▸ Data section
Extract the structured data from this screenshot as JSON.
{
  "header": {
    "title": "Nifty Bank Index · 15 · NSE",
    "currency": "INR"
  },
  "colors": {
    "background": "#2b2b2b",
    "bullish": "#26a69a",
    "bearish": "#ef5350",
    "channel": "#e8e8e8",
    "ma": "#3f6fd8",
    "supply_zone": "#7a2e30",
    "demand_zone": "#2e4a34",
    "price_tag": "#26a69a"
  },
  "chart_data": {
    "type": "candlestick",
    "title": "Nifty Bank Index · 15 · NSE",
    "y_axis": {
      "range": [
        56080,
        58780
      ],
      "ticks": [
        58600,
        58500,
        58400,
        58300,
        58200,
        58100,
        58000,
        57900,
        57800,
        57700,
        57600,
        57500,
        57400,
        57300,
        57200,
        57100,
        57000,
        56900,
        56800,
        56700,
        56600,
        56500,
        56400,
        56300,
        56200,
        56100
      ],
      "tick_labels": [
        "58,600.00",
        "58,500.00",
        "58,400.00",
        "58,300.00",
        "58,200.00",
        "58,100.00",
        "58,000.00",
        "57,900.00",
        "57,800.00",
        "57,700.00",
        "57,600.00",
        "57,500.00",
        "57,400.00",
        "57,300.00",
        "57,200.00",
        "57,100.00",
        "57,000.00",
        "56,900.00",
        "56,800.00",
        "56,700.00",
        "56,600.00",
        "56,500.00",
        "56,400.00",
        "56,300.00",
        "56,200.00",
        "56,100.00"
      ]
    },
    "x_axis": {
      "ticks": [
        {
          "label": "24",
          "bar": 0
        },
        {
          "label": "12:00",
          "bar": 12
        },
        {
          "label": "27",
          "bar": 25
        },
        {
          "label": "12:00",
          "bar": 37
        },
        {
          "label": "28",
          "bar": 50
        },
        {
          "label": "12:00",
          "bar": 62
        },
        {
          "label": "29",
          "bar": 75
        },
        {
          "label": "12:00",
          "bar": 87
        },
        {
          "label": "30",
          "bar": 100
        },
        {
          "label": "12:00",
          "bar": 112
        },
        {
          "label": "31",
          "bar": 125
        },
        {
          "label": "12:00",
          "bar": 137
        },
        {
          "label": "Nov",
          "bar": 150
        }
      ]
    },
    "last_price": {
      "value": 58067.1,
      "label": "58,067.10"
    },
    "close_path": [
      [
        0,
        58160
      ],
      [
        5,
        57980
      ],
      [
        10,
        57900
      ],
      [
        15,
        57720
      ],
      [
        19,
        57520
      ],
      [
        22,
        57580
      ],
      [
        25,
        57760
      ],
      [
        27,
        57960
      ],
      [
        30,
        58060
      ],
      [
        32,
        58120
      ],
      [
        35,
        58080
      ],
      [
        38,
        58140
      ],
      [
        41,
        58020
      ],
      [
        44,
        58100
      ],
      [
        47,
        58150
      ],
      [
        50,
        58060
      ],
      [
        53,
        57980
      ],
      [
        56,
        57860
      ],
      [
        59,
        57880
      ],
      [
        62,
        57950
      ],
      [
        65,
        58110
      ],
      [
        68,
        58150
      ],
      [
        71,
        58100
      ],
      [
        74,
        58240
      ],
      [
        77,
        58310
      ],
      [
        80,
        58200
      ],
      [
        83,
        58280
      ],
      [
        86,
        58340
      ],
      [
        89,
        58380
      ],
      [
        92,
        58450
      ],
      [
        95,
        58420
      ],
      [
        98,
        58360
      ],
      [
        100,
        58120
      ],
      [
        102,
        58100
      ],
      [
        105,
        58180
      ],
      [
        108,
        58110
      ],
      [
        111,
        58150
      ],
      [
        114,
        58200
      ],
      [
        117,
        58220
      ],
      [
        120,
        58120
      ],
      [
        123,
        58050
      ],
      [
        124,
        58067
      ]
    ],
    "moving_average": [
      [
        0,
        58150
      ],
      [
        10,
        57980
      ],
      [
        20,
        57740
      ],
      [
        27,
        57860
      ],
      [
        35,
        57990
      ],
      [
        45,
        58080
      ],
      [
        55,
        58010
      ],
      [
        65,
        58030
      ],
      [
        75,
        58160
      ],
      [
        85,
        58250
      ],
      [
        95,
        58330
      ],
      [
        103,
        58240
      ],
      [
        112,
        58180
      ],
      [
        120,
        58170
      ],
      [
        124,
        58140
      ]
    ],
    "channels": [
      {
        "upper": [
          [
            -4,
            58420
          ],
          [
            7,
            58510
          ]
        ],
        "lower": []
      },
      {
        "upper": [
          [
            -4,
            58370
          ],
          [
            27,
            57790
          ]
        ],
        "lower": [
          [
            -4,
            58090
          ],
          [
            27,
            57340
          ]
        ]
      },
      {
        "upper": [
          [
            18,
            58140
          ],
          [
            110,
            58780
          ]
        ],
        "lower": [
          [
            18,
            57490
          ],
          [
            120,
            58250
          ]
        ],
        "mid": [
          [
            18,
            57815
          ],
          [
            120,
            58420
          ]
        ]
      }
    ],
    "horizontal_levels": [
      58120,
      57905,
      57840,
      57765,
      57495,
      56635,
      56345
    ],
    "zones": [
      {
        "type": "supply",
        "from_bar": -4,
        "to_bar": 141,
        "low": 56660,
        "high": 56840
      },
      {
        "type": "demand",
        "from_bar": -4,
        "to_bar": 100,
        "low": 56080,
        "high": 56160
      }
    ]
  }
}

▸ Instructions for the task
Where a line above holds the string "type", show that line.

▸ Solution to the problem
    "type": "candlestick",
        "type": "supply",
        "type": "demand",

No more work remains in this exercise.